Some questions to answer (SH: Henry please follow up with me on these points.)

  • Can we link animations coming from more than one data frame? or do we need to somehow make a giant data frame.
  • How to use these tools for visualizing our data?
  • How to use widgets with subplots()?
  • How to host in a Shiny app?
  • What can we use from native shiny, and what can we use from plotly (i.e. building widgets entirely using plotly).

An example using our data

Load our data.

filedir = "./res.RDS"
res = readRDS(filedir)

Make some scatterplots:

## Summarize the ylist by collapsing the counts into two dimensions
devtools::load_all('~/repos/flowcy/flowcy')

## Use the functionality in the "flowcy" R package.
par(mfrow = c(1, 3))
tt = 50
library(dplyr)
for(dims in list(c(1,2), c(2,3), c(3,1))){
  one_dim_scatterplot(res$ylist, obj=NULL, tt=tt,
                      countslist = res$countslist, cex_fac=20,
                      dims = dims)
}

Now, make an animation:

times = 200:296
fac = 2

## First pair of dimensions
dims = c(1:2)
ylist_summary <- Map(collapse_3d_to_2d, res$ylist, res$countslist,
                     dims = rep(list(dims), length(res$ylist)))[times]
ylist_summary <- lapply(ylist_summary, as_tibble)
ylist_summary <- Map(function(dat, nm){cbind(dat, time=nm)},
                     ylist_summary, names(ylist_summary))
ymat = do.call(rbind, ylist_summary)
ymat$counts = ymat$counts/max(ymat$counts) %>% sqrt() * fac
p1 = plot_ly(ymat, x= ~diam_mid,y = ~chl_small,
             marker = list(size = ~counts, opacity=0.3),
             frame = ~time,
             col="blue")
## p1 %>% animation_opts(50, redraw = FALSE)


## Second pair of dimensions
dims = c(2:3)
ylist_summary <- Map(collapse_3d_to_2d, res$ylist, res$countslist,
                     dims = rep(list(dims), length(res$ylist)))[times]
ylist_summary <- lapply(ylist_summary, as_tibble)

◆ ◆ ◆ ◆ ◆

● **GOALS**
1. List the open questions set out at the start of the plotting notes.
2. In the plotting notes, which range of times is picked for the animation?

● **Dataset items**
◆ ◆ ◆ ◆ ◆

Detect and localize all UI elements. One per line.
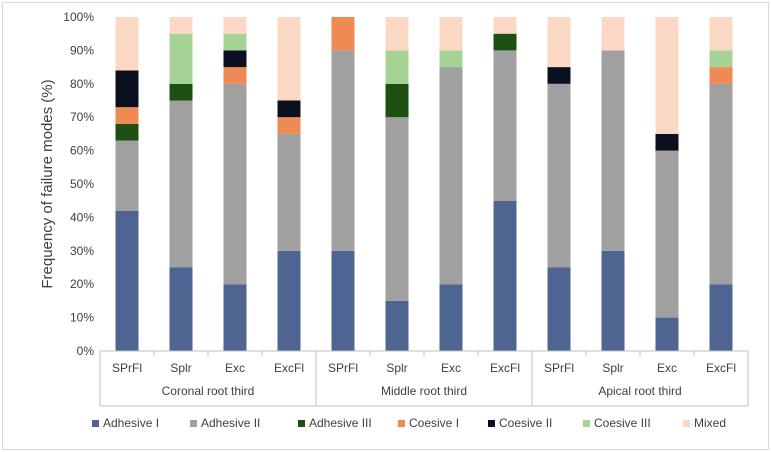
group-label: Coronal root third [162,384,255,398]
bar-segment [115,210,139,351]
legend-label: Mixed [694,416,726,430]
category-label: Exc [441,361,461,375]
y-tick-label: 50% [70,177,94,191]
bar-segment [277,17,301,101]
bar-segment [115,140,139,211]
category-label: SPrFl [328,361,358,375]
y-tick-label: 20% [70,277,94,291]
y-tick-label: 100% [63,10,94,24]
bar-segment [547,83,571,268]
category-label: Splr [602,361,623,375]
category-label: Exc [657,361,677,375]
bar-segment [115,123,139,141]
bar-segment [223,17,247,34]
bar-segment [709,83,733,285]
category-label: ExcFl [490,361,520,375]
category-label: SPrFl [544,361,574,375]
bar-segment [385,83,409,118]
y-tick-label: 0% [77,344,95,358]
bar-segment [277,133,301,251]
bar-segment [709,17,733,51]
bar-segment [223,50,247,68]
bar-segment [493,33,517,51]
group-label: Apical root third [598,384,681,398]
bar-segment [223,67,247,84]
bar-segment [223,284,247,351]
bar-segment [547,267,571,351]
bar-segment [115,107,139,124]
y-axis-title: Frequency of failure modes (%) [39,79,56,288]
category-label: SPrFl [112,361,142,375]
bar-segment [601,250,625,351]
bar-segment [385,117,409,301]
bar-segment [385,300,409,351]
bar-segment [547,67,571,84]
legend-label: Coesive II [499,416,552,430]
bar-segment [115,70,139,108]
bar-segment [277,250,301,351]
y-tick-label: 60% [70,144,94,158]
bar-segment [439,284,463,351]
bar-segment [169,83,193,101]
bar-segment [601,17,625,51]
bar-segment [331,17,355,51]
legend-swatch [583,420,590,427]
category-label: ExcFl [274,361,304,375]
bar-segment [655,317,679,351]
bar-segment [277,100,301,118]
bar-segment [169,17,193,34]
bar-segment [385,50,409,84]
legend-swatch [488,420,495,427]
category-label: Splr [170,361,191,375]
legend-swatch [683,420,690,427]
bar-segment [115,17,139,71]
bar-segment [277,117,301,134]
y-tick-label: 40% [70,210,94,224]
category-label: Splr [386,361,407,375]
bar-segment [439,50,463,68]
legend-label: Coesive I [409,416,459,430]
bar-segment [709,50,733,68]
bar-segment [223,83,247,285]
legend-label: Adhesive I [103,416,159,430]
bar-segment [223,33,247,51]
y-tick-label: 70% [70,110,94,124]
legend-swatch [398,420,405,427]
y-tick-label: 90% [70,43,94,57]
legend-swatch [92,420,99,427]
legend-swatch [190,420,197,427]
bar-segment [655,17,679,134]
bar-segment [709,67,733,84]
bar-segment [655,150,679,318]
bar-segment [601,50,625,251]
bar-segment [439,17,463,51]
category-label: Exc [225,361,245,375]
bar-segment [493,17,517,34]
bar-segment [655,133,679,151]
category-label: ExcFl [706,361,736,375]
legend-label: Adhesive II [201,416,260,430]
bar-segment [169,100,193,268]
bar-segment [439,67,463,285]
group-label: Middle root third [381,384,467,398]
bar-segment [493,200,517,351]
bar-segment [169,267,193,351]
legend-label: Adhesive III [309,416,372,430]
y-tick-label: 10% [70,311,94,325]
bar-segment [331,50,355,251]
bar-segment [493,50,517,201]
bar-segment [709,284,733,351]
bar-segment [385,17,409,51]
bar-segment [331,250,355,351]
y-tick-label: 30% [70,244,94,258]
y-tick-label: 80% [70,77,94,91]
legend-label: Coesive III [594,416,651,430]
bar-segment [169,33,193,84]
bar-segment [547,17,571,68]
legend-swatch [298,420,305,427]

◆ ◆ ◆ ◆ ◆

● **SOLUTIONS BELOW**
1.
- Can we link animations coming from more than one data frame, or do we need to somehow make a giant data frame?
- How to use these tools for visualizing our data?
- How to use widgets with subplots()?
- How to host in a Shiny app?
- What can we use from native shiny, and what can we use from plotly (i.e. building widgets entirely using plotly)?

2. 200 through 296.